#### Written exercise:
Wherever a line below holds the word "Conduct", copy that line.
________
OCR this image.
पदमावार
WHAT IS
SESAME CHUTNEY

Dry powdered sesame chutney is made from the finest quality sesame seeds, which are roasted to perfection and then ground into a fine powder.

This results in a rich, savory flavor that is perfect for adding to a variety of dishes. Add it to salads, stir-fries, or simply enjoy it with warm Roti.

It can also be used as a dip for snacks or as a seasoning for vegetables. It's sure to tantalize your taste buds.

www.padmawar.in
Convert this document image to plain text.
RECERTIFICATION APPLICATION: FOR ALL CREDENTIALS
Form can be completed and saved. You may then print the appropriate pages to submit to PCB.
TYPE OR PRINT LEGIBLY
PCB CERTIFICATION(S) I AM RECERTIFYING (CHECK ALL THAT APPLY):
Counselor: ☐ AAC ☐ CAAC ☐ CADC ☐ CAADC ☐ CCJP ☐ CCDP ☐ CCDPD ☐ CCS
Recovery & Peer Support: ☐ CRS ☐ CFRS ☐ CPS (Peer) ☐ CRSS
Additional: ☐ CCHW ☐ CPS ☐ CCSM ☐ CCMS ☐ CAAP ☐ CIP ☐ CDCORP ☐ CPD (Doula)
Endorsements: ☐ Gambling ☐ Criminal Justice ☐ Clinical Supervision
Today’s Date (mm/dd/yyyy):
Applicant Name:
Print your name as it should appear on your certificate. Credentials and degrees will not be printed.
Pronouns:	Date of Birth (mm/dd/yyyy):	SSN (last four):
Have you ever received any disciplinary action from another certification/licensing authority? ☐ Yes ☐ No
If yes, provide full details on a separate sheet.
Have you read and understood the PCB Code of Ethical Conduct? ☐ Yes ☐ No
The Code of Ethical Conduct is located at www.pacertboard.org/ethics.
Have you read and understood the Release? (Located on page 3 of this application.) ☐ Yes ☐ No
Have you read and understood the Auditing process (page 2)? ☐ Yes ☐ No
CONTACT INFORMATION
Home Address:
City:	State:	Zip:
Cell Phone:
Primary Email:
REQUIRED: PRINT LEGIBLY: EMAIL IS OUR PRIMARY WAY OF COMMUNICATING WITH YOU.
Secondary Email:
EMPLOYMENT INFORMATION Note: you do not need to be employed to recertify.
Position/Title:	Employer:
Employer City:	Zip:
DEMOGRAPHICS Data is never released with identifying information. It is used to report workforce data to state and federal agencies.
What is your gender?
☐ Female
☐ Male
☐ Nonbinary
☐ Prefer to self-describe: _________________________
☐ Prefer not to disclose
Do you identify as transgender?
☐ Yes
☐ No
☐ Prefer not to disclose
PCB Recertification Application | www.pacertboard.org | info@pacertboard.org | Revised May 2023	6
________
#### The reply:
Have you read and understood the PCB Code of Ethical Conduct? ☐ Yes ☐ No
The Code of Ethical Conduct is located at www.pacertboard.org/ethics.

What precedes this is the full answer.